— What to do —
Return the lines below, unchanged, from the first one through the line containing "data-point-arrivals (124, 407, 126, 410)", inclusive.
— BEGIN Excerpted data —
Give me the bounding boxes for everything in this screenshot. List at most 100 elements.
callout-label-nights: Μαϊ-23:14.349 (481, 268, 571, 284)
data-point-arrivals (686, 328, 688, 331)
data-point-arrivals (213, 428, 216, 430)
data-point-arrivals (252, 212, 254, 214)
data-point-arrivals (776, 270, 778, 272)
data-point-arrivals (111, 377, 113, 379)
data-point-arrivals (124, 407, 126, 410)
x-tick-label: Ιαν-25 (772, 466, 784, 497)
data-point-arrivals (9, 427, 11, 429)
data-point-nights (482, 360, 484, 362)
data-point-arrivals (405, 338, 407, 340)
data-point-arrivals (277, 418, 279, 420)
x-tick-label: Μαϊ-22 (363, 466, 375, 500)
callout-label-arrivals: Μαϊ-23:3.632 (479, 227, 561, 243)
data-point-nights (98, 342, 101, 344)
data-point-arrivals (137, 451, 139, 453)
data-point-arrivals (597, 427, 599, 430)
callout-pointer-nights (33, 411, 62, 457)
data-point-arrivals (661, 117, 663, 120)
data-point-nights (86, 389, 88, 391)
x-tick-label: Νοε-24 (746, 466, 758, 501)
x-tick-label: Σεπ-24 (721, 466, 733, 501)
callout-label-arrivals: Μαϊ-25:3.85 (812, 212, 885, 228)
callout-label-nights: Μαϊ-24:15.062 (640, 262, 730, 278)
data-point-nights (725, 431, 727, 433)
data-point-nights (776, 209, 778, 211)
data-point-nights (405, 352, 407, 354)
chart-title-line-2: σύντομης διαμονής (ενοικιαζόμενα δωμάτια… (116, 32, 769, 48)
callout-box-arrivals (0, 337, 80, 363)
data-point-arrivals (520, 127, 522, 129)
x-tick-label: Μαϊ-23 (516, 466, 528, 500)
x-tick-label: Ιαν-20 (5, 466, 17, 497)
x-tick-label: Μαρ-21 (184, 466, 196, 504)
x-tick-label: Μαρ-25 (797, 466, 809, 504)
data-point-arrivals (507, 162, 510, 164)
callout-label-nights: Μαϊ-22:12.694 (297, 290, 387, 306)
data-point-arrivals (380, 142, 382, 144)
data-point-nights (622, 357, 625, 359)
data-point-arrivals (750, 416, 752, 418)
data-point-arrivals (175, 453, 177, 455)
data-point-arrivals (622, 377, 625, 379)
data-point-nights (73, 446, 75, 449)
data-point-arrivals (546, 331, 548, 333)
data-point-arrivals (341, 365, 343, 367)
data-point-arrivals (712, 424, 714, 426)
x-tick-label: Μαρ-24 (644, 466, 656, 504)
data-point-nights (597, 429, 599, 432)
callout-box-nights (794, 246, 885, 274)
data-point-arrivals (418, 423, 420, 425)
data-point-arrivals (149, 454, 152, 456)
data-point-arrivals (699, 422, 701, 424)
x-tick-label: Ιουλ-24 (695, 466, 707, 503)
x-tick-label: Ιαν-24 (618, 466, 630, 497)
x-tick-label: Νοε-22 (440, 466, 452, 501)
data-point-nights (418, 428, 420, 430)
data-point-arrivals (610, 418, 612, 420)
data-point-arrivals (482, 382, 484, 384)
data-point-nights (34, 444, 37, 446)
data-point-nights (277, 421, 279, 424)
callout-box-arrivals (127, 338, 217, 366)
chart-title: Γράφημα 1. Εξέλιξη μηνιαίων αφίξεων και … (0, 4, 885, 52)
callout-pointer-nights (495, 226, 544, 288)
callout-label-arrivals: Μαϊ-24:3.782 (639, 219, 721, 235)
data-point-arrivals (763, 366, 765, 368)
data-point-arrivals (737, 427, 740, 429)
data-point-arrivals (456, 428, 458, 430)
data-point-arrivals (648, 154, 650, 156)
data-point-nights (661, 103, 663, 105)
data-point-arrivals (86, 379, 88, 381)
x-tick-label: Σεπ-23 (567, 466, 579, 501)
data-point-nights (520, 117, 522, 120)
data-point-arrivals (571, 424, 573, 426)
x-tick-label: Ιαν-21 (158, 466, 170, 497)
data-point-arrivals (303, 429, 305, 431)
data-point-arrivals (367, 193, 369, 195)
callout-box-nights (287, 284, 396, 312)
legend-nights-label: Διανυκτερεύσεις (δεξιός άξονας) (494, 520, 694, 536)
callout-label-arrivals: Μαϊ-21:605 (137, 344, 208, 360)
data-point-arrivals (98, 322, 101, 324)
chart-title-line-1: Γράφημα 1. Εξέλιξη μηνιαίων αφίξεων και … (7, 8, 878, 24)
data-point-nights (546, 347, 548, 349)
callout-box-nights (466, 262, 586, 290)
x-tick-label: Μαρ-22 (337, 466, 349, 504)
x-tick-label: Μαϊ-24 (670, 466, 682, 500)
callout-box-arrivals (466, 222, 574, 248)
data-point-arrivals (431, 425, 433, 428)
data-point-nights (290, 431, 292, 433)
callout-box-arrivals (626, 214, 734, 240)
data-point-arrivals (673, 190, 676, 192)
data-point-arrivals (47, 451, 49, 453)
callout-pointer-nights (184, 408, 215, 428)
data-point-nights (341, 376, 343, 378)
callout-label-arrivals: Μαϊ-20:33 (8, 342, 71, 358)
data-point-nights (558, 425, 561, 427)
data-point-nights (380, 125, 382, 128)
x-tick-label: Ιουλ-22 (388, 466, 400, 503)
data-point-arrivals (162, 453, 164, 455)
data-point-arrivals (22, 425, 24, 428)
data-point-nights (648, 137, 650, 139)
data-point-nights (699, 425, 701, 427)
— END Excerpted data —
— Reply to the task —
Give me the bounding boxes for everything in this screenshot. List at most 100 elements.
callout-label-nights: Μαϊ-23:14.349 (481, 268, 571, 284)
data-point-arrivals (686, 328, 688, 331)
data-point-arrivals (213, 428, 216, 430)
data-point-arrivals (252, 212, 254, 214)
data-point-arrivals (776, 270, 778, 272)
data-point-arrivals (111, 377, 113, 379)
data-point-arrivals (124, 407, 126, 410)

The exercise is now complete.